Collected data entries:
* BEGIN *
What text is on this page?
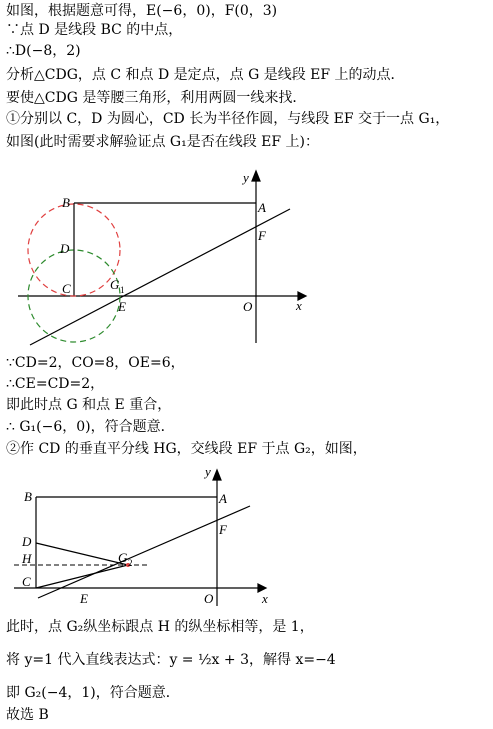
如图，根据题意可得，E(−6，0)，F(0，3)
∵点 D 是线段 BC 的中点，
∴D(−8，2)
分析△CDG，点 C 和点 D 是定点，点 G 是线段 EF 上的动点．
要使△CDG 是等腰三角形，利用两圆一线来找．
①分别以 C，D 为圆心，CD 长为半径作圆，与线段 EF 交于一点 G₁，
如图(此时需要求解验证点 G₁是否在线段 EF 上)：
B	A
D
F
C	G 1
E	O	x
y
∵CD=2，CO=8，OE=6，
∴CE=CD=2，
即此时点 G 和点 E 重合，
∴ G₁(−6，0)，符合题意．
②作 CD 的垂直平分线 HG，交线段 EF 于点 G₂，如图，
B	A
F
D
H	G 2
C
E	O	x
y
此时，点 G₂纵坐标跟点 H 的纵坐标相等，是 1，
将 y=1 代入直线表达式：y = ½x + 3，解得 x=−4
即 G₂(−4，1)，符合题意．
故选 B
* END *
* BEGIN *
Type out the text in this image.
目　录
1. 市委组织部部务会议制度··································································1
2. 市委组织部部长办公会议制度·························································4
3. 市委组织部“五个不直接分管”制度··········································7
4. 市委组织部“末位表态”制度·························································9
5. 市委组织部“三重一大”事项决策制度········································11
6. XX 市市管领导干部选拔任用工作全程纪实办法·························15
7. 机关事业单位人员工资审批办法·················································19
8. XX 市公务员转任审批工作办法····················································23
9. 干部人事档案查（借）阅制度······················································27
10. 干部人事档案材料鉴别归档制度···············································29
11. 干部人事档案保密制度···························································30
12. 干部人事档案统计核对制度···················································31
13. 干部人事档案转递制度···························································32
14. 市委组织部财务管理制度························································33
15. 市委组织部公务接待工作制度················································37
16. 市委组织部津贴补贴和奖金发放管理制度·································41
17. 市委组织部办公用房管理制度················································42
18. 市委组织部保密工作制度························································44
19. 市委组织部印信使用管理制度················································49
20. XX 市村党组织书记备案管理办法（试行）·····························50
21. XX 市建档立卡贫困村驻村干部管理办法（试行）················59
* END *
* BEGIN *
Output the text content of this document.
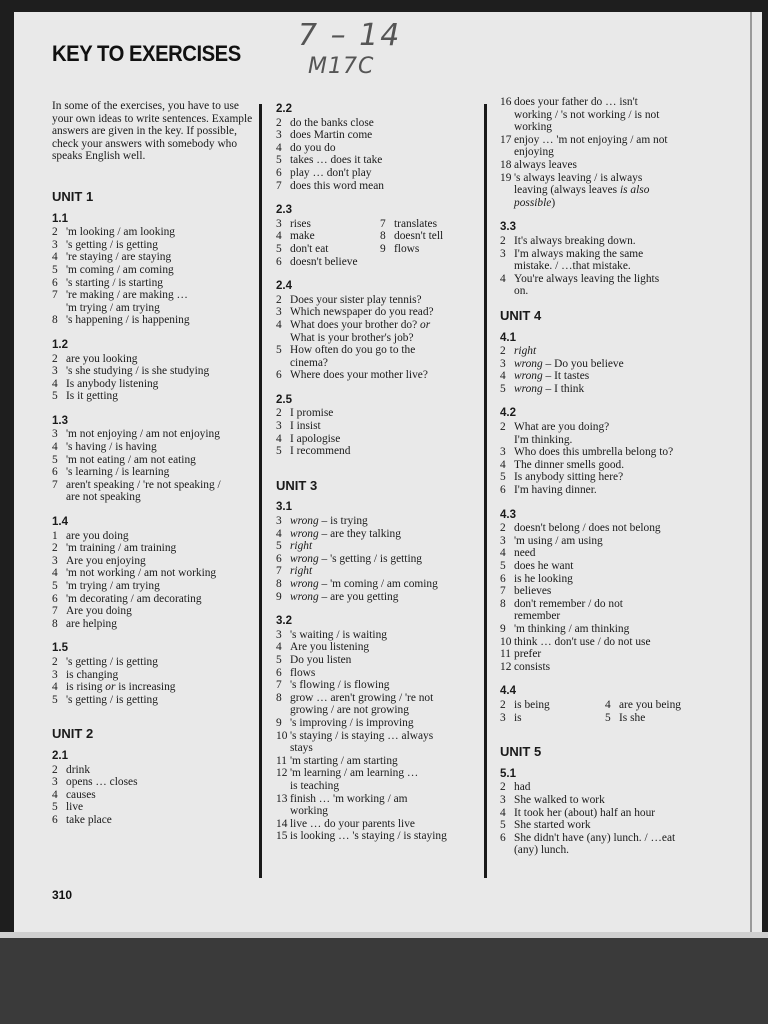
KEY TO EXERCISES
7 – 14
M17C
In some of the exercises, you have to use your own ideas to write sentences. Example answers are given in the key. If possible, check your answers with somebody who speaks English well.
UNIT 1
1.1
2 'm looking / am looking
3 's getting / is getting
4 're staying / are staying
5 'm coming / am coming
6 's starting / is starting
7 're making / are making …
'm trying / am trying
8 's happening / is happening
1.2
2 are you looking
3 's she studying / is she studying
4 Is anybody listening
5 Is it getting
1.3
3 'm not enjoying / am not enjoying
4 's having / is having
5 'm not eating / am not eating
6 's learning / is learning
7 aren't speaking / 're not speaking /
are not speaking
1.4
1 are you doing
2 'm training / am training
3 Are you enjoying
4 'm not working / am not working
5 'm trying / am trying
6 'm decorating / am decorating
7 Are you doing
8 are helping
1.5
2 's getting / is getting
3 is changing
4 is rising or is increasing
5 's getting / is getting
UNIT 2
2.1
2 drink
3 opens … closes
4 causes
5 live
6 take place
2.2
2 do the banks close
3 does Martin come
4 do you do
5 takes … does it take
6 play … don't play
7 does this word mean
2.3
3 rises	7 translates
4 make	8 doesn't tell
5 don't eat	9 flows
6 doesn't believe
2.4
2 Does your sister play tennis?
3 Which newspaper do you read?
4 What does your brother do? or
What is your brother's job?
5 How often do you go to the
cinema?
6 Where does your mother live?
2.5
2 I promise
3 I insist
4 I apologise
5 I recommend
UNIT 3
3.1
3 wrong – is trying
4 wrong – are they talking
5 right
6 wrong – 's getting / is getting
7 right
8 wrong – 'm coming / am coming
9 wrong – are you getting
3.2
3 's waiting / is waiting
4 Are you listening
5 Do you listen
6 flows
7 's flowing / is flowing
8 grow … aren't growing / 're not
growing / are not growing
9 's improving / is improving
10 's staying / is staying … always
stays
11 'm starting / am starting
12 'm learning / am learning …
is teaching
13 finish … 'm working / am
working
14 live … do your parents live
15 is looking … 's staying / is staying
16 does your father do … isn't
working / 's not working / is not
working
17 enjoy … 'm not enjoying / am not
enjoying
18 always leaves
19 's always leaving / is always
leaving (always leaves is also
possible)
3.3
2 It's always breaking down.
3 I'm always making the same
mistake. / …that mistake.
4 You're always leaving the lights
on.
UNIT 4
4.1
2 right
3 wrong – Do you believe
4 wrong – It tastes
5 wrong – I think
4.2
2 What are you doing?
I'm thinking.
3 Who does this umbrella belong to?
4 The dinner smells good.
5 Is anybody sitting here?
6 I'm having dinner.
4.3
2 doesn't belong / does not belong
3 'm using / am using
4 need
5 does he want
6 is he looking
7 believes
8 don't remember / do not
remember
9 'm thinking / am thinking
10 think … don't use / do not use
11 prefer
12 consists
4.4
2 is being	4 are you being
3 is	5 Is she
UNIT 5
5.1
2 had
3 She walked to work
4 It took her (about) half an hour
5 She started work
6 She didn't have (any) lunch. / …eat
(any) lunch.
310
* END *
:: TASK STATEMENT ::
For each line above that contains the word "coming", copy that line.

:: RESPONSE TO THIS TASK ::
5 'm coming / am coming
8 wrong – 'm coming / am coming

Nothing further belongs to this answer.